The members of the Supervisory Board independently take on necessary training and further education measures required for their tasks. They keep themselves regularly informed, through internal and external sources, about the latest requirements with regard to their supervisory activities. The Supervisory Board at all times ensures that its members are suitably qualified, keep their professional knowledge up to date, and further develop their judgment and expertise. They are supported appropriately by the Company in accordance with the Code. External experts as well as experts from the Company continuously provide information about important developments, for example about relevant new laws and precedents, or changes in the IFRS accounting and auditing standards. In addition, the Company holds an onboarding event for new members of the Supervisory Board.
The members of the Supervisory Board of Fresenius SE & Co. KGaA can be found on page 327 f. of the Annual Report. On page 29f. of the Annual Report, the Supervisory Board reports on the main focuses of its activities and those of its committees in 2020.

--- Extracted records ---
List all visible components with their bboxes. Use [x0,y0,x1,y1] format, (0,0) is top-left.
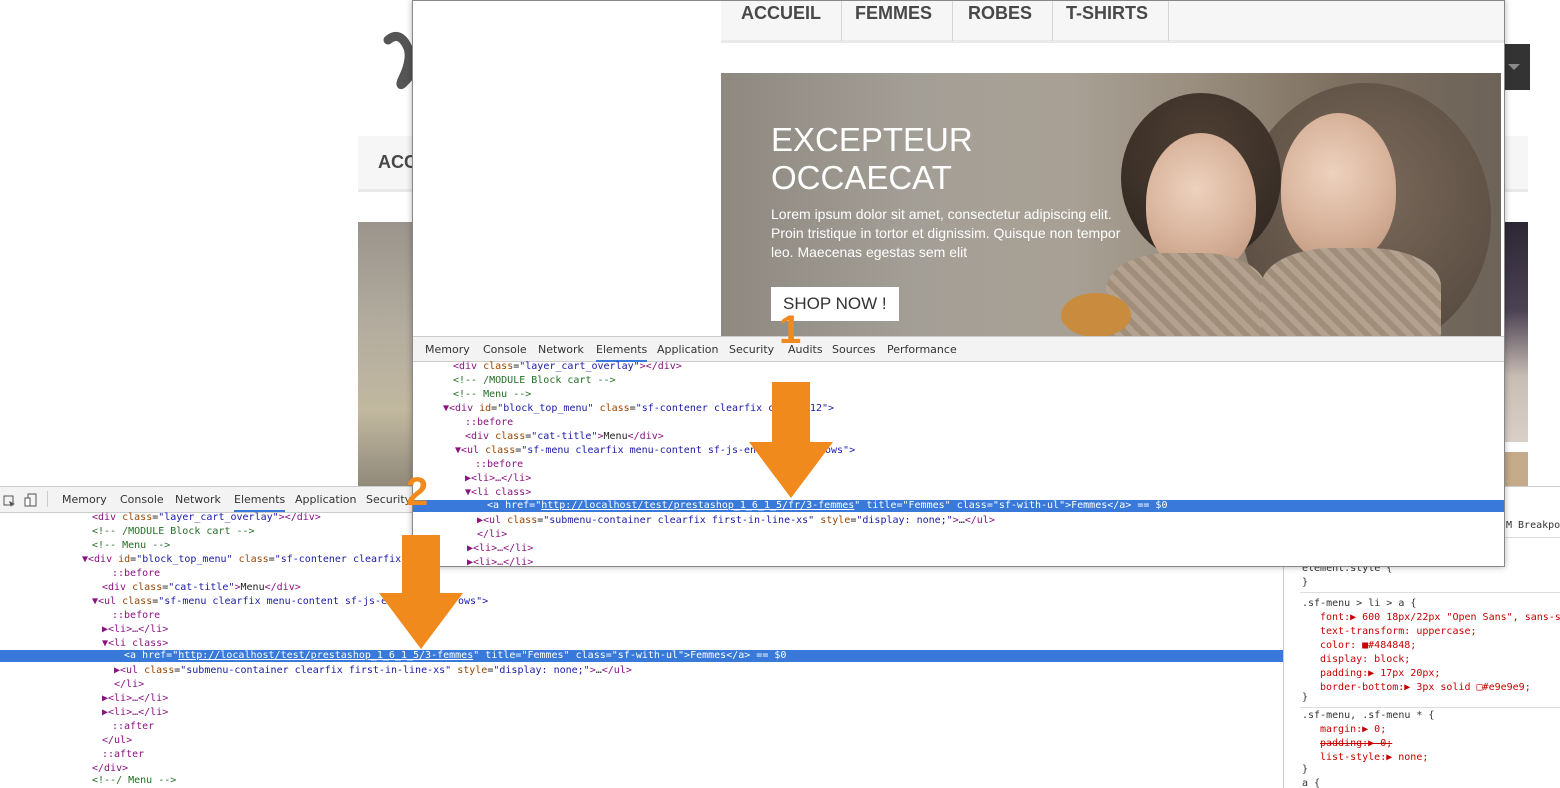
dom-line[interactable]: <div class="layer_cart_overlay"></div> [453,360,682,374]
dom-line[interactable]: ▶<li>…</li> [465,472,531,486]
window-1: ACCUEIL FEMMES ROBES T-SHIRTS EXCEPTEUR … [412,0,1505,567]
tab-elements[interactable]: Elements [234,493,286,512]
annotation-arrowhead-1 [749,442,833,498]
scarf-shape [1106,253,1266,337]
dom-line[interactable]: ▼<div id="block_top_menu" class="sf-cont… [82,553,401,567]
home-banner[interactable]: EXCEPTEUR OCCAECAT Lorem ipsum dolor sit… [721,73,1501,337]
dom-line[interactable]: ::before [475,458,523,472]
dom-line[interactable]: <!-- /MODULE Block cart --> [92,525,255,539]
dom-line[interactable]: ▶<ul class="submenu-container clearfix f… [477,514,995,528]
devtools-panel-1: Memory Console Network Elements Applicat… [413,336,1504,566]
css-declaration[interactable]: text-transform: uppercase; [1320,625,1477,639]
rule-close: } [1302,577,1309,588]
devtools-tabbar-1: Memory Console Network Elements Applicat… [413,337,1504,362]
dom-line[interactable]: ::after [112,720,154,734]
tab-performance[interactable]: Performance [887,343,957,356]
banner-title: EXCEPTEUR OCCAECAT [771,121,973,196]
dom-line[interactable]: ::after [102,748,144,762]
dom-line[interactable]: <!--/ Menu --> [92,774,176,788]
css-declaration[interactable]: border-bottom:▶ 3px solid □#e9e9e9; [1320,681,1531,695]
dom-line[interactable]: <!-- Menu --> [92,539,170,553]
rule-close: } [1302,692,1309,703]
css-declaration[interactable]: padding:▶ 17px 20px; [1320,667,1440,681]
tab-memory[interactable]: Memory [425,343,470,356]
tab-memory[interactable]: Memory [62,493,107,506]
face-shape [1146,133,1256,273]
bg-side-image-2 [1504,452,1528,486]
dom-line[interactable]: ::before [465,416,513,430]
dom-line[interactable]: <!-- /MODULE Block cart --> [453,374,616,388]
css-selector[interactable]: a { [1302,777,1320,788]
css-declaration[interactable]: display: block; [1320,653,1410,667]
dom-line[interactable]: <div class="cat-title">Menu</div> [465,430,664,444]
banner-text: Lorem ipsum dolor sit amet, consectetur … [771,206,1121,260]
annotation-number-2: 2 [406,470,429,514]
annotation-arrowhead-2 [379,593,463,649]
tab-console[interactable]: Console [120,493,164,506]
dom-line[interactable]: <div class="layer_cart_overlay"></div> [92,511,321,525]
menu-item-femmes[interactable]: FEMMES [835,1,954,41]
dom-line[interactable]: ▶<ul class="submenu-container clearfix f… [114,664,632,678]
tab-security[interactable]: Security [729,343,774,356]
dom-line[interactable]: ::before [112,609,160,623]
top-menu: ACCUEIL FEMMES ROBES T-SHIRTS [721,1,1504,43]
flowers-shape [1061,293,1131,337]
scarf-shape [1261,248,1441,337]
dom-line-selected[interactable]: <a href="http://localhost/test/prestasho… [0,650,1283,662]
bg-banner-image [358,222,418,492]
device-toolbar-icon[interactable] [24,492,38,511]
dom-line[interactable]: ▶<li>…</li> [467,542,533,556]
bg-side-image [1504,222,1528,442]
css-selector[interactable]: .sf-menu, .sf-menu * { [1302,709,1434,723]
annotation-arrow-1 [772,382,810,444]
css-declaration-overridden[interactable]: padding:▶ 0; [1320,737,1392,751]
annotation-number-1: 1 [779,308,802,352]
inspect-element-icon[interactable] [3,493,16,512]
tab-sources[interactable]: Sources [832,343,876,356]
css-declaration[interactable]: font:▶ 600 18px/22px "Open Sans", sans-s… [1320,611,1560,625]
dom-line[interactable]: ▶<li>…</li> [102,692,168,706]
css-selector[interactable]: .sf-menu > li > a { [1302,597,1416,611]
face-shape [1281,113,1396,263]
tab-application[interactable]: Application [657,343,718,356]
menu-item-accueil[interactable]: ACCUEIL [721,1,842,41]
tab-console[interactable]: Console [483,343,527,356]
dom-line[interactable]: ▼<div id="block_top_menu" class="sf-cont… [443,402,774,416]
dom-line-selected[interactable]: <a href="http://localhost/test/prestasho… [413,500,1504,512]
toolbar-divider [47,491,48,507]
tab-application[interactable]: Application [295,493,356,506]
dom-line[interactable]: <div class="cat-title">Menu</div> [102,581,301,595]
tab-security[interactable]: Security [366,493,411,506]
rule-close: } [1302,764,1309,775]
css-declaration[interactable]: list-style:▶ none; [1320,751,1428,765]
breakpoints-label[interactable]: M Breakpoi [1506,519,1560,533]
dom-line[interactable]: </li> [114,678,144,692]
tab-network[interactable]: Network [538,343,584,356]
menu-item-tshirts[interactable]: T-SHIRTS [1046,1,1170,41]
dom-line[interactable]: ▶<li>…</li> [467,556,533,566]
dom-line[interactable]: ▼<li class> [465,486,531,500]
dom-line[interactable]: ▼<ul class="sf-menu clearfix menu-conten… [92,595,387,609]
annotation-arrow-2 [402,535,440,595]
menu-item-robes[interactable]: ROBES [948,1,1054,41]
dom-line[interactable]: ::before [112,567,160,581]
rule-divider [1300,707,1560,708]
dom-line[interactable]: </ul> [102,734,132,748]
tab-network[interactable]: Network [175,493,221,506]
css-declaration[interactable]: margin:▶ 0; [1320,723,1386,737]
dom-line[interactable]: ▶<li>…</li> [102,623,168,637]
css-declaration[interactable]: color: ■#484848; [1320,639,1416,653]
dom-line[interactable]: ▼<ul class="sf-menu clearfix menu-conten… [455,444,756,458]
dom-line[interactable]: <!-- Menu --> [453,388,531,402]
dom-line[interactable]: ▶<li>…</li> [102,706,168,720]
dom-line[interactable]: </li> [477,528,507,542]
dom-line-tail: 12"> [810,403,835,414]
rule-divider [1300,592,1560,593]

--- Problems to solve ---
1. What three things does the Supervisory Board training text say the Supervisory Board ensures its members do at all times? List them.
2. Reproduce the Supervisory Board training text from "The members of the Supervisory Board of" to "committees in 2020.".

--- Expected responses ---
1.
- Are suitably qualified
- Keep their professional knowledge up to date
- Further develop their judgment and expertise

2.
The members of the Supervisory Board of Fresenius SE & Co. KGaA can be found on page 327 f. of the Annual Report. On page 29f. of the Annual Report, the Supervisory Board reports on the main focuses of its activities and those of its committees in 2020.